• OBJECTIVE: Reproduce word for word the passage of the heat exchange patent extract below, starting at "2. Background of" and ending at "nucleate boiling sites.".

======== EXTRACT PROVIDED

|Publication number||US5351397 A|
|Application number||US 08/061,759|
|Publication date||Oct 4, 1994|
|Filing date||May 13, 1993|
|Priority date||Dec 12, 1988|
|Publication number||061759, 08061759, US 5351397 A, US 5351397A, US-A-5351397, US5351397 A, US5351397A|
|Inventors||Daniel J. Angeli|
|Original Assignee||Olin Corporation|
|Export Citation||BiBTeX, EndNote, RefMan|
|Patent Citations (31), Non-Patent Citations (2), Referenced by (39), Classifications (15), Legal Events (5)|
|External Links: USPTO, USPTO Assignment, Espacenet|
This application is a continuation of application Ser. No. 07/860,656, filed Mar. 30, 1992, now abandoned, which is a divisional of Ser. No. 07/448,544 now U.S. Pat. No. 5,062,786 filed Dec. 11, 1989.
1. Field of the Invention
This invention relates to a method for forming an improved heat exchange surface. More particularly, a nucleate boiling surface is formed on at least one side of a deformable strip by roll forming. The strip can then be formed into a tube having an enhanced nucleate boiling surface.
2. Background of the Invention
In certain refrigeration applications such as a chiller or an evaporator, the liquid to be cooled is passed through a tube while liquid refrigerant is in contact with the outside of the tube. The refrigerant changes state from a liquid to a vapor absorbing heat from the fluid within the tube. The selection of the external configuration of the tube is extremely influential in determining the boiling characteristics and overall heat transfer rate of the tube. As disclosed in U.S. Pat. Nos. 4,050,507 to Chu et al, 4,474,231 to Staub et al. and 5,054,548 to Zoller, the transfer of heat to a boiling liquid is enhanced by the creation of nucleate boiling sites.

================
======== EXTRACTED DATA

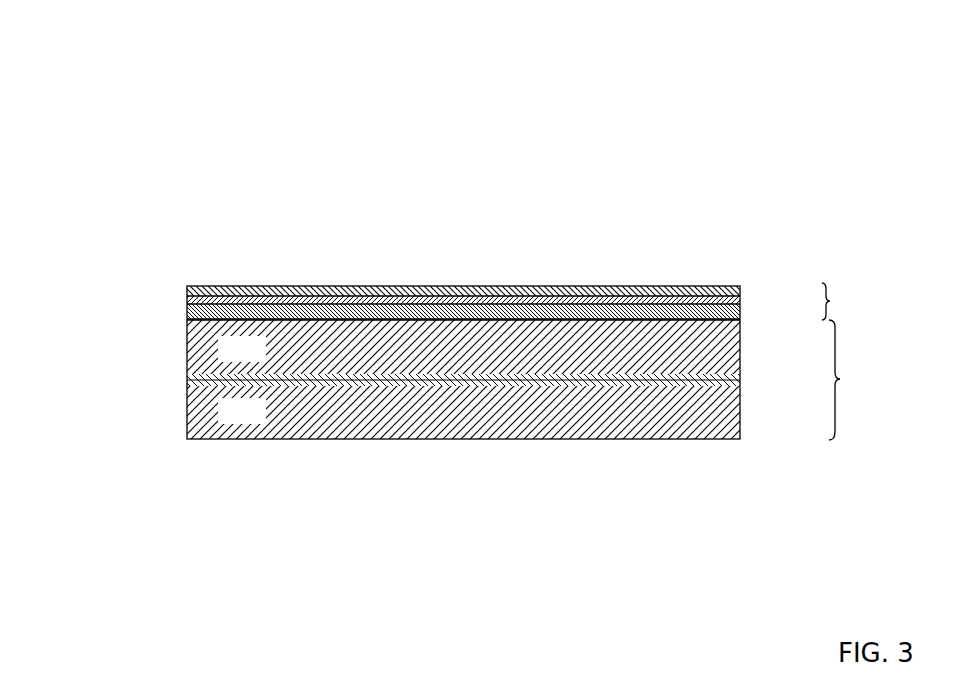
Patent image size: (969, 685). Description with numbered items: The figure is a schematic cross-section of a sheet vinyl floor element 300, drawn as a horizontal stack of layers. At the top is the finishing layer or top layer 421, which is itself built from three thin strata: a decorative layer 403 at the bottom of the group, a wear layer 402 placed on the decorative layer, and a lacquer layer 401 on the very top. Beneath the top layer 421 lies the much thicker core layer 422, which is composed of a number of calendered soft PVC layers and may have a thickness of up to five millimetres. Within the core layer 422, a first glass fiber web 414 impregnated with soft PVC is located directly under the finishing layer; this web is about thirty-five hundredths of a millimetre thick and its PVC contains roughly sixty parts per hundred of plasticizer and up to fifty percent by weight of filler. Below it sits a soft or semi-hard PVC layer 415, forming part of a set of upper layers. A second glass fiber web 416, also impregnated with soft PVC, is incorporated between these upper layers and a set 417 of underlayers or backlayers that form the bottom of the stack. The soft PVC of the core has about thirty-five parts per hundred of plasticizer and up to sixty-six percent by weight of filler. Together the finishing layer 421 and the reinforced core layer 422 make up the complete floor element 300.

The floor element 300 is at (150, 82).
The lacquer layer 401 is at (742, 287).
The wear layer 402 is at (742, 302).
The decorative layer 403 is at (742, 316).
The first glass fiber web 414 is at (187, 320).
The soft or semi-hard PVC layer 415 is at (260, 359).
The glass fiber web 416 is at (187, 380).
The set of underlayers or backlayers 417 is at (260, 420).
The top layer or finishing layer 421 is at (843, 301).
The core layer 422 is at (854, 380).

================

• FULL OUTPUT:
2. Background of the Invention
In certain refrigeration applications such as a chiller or an evaporator, the liquid to be cooled is passed through a tube while liquid refrigerant is in contact with the outside of the tube. The refrigerant changes state from a liquid to a vapor absorbing heat from the fluid within the tube. The selection of the external configuration of the tube is extremely influential in determining the boiling characteristics and overall heat transfer rate of the tube. As disclosed in U.S. Pat. Nos. 4,050,507 to Chu et al, 4,474,231 to Staub et al. and 5,054,548 to Zoller, the transfer of heat to a boiling liquid is enhanced by the creation of nucleate boiling sites.